→ **What to produce**: Print the records again, character for character.

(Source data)
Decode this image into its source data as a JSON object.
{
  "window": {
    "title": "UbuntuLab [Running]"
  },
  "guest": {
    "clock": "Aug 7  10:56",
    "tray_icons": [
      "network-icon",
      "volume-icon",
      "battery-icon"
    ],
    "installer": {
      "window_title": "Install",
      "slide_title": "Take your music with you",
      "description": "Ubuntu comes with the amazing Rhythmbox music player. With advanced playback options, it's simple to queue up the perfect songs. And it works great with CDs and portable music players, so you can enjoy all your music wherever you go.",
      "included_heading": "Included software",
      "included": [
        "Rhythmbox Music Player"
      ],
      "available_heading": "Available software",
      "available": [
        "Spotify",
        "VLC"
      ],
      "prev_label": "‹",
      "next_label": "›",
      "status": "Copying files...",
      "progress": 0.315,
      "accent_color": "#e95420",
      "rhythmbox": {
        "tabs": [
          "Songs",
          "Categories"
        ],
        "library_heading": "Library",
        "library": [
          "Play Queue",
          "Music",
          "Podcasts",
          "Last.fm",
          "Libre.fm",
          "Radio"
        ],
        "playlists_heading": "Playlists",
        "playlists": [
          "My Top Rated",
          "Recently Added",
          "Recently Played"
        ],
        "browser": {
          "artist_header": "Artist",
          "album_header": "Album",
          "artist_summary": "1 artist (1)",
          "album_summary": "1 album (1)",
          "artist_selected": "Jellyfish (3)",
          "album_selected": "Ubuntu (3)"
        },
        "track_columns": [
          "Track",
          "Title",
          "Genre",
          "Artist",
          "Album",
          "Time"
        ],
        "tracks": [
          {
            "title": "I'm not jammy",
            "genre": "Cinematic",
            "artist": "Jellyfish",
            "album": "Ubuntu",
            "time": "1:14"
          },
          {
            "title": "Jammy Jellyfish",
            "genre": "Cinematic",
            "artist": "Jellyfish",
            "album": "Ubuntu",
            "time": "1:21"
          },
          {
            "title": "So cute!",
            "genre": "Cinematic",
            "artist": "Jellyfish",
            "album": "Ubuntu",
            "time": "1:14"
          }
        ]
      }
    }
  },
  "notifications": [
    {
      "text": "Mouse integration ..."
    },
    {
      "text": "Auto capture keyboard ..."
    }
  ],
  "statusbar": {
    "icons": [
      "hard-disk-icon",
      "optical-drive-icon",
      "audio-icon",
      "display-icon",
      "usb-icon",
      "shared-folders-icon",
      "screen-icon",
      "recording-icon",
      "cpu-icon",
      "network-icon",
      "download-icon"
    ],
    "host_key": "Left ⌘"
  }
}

→ **Complete answer**:
Decode this image into its source data as a JSON object.
{
  "window": {
    "title": "UbuntuLab [Running]"
  },
  "guest": {
    "clock": "Aug 7  10:56",
    "tray_icons": [
      "network-icon",
      "volume-icon",
      "battery-icon"
    ],
    "installer": {
      "window_title": "Install",
      "slide_title": "Take your music with you",
      "description": "Ubuntu comes with the amazing Rhythmbox music player. With advanced playback options, it's simple to queue up the perfect songs. And it works great with CDs and portable music players, so you can enjoy all your music wherever you go.",
      "included_heading": "Included software",
      "included": [
        "Rhythmbox Music Player"
      ],
      "available_heading": "Available software",
      "available": [
        "Spotify",
        "VLC"
      ],
      "prev_label": "‹",
      "next_label": "›",
      "status": "Copying files...",
      "progress": 0.315,
      "accent_color": "#e95420",
      "rhythmbox": {
        "tabs": [
          "Songs",
          "Categories"
        ],
        "library_heading": "Library",
        "library": [
          "Play Queue",
          "Music",
          "Podcasts",
          "Last.fm",
          "Libre.fm",
          "Radio"
        ],
        "playlists_heading": "Playlists",
        "playlists": [
          "My Top Rated",
          "Recently Added",
          "Recently Played"
        ],
        "browser": {
          "artist_header": "Artist",
          "album_header": "Album",
          "artist_summary": "1 artist (1)",
          "album_summary": "1 album (1)",
          "artist_selected": "Jellyfish (3)",
          "album_selected": "Ubuntu (3)"
        },
        "track_columns": [
          "Track",
          "Title",
          "Genre",
          "Artist",
          "Album",
          "Time"
        ],
        "tracks": [
          {
            "title": "I'm not jammy",
            "genre": "Cinematic",
            "artist": "Jellyfish",
            "album": "Ubuntu",
            "time": "1:14"
          },
          {
            "title": "Jammy Jellyfish",
            "genre": "Cinematic",
            "artist": "Jellyfish",
            "album": "Ubuntu",
            "time": "1:21"
          },
          {
            "title": "So cute!",
            "genre": "Cinematic",
            "artist": "Jellyfish",
            "album": "Ubuntu",
            "time": "1:14"
          }
        ]
      }
    }
  },
  "notifications": [
    {
      "text": "Mouse integration ..."
    },
    {
      "text": "Auto capture keyboard ..."
    }
  ],
  "statusbar": {
    "icons": [
      "hard-disk-icon",
      "optical-drive-icon",
      "audio-icon",
      "display-icon",
      "usb-icon",
      "shared-folders-icon",
      "screen-icon",
      "recording-icon",
      "cpu-icon",
      "network-icon",
      "download-icon"
    ],
    "host_key": "Left ⌘"
  }
}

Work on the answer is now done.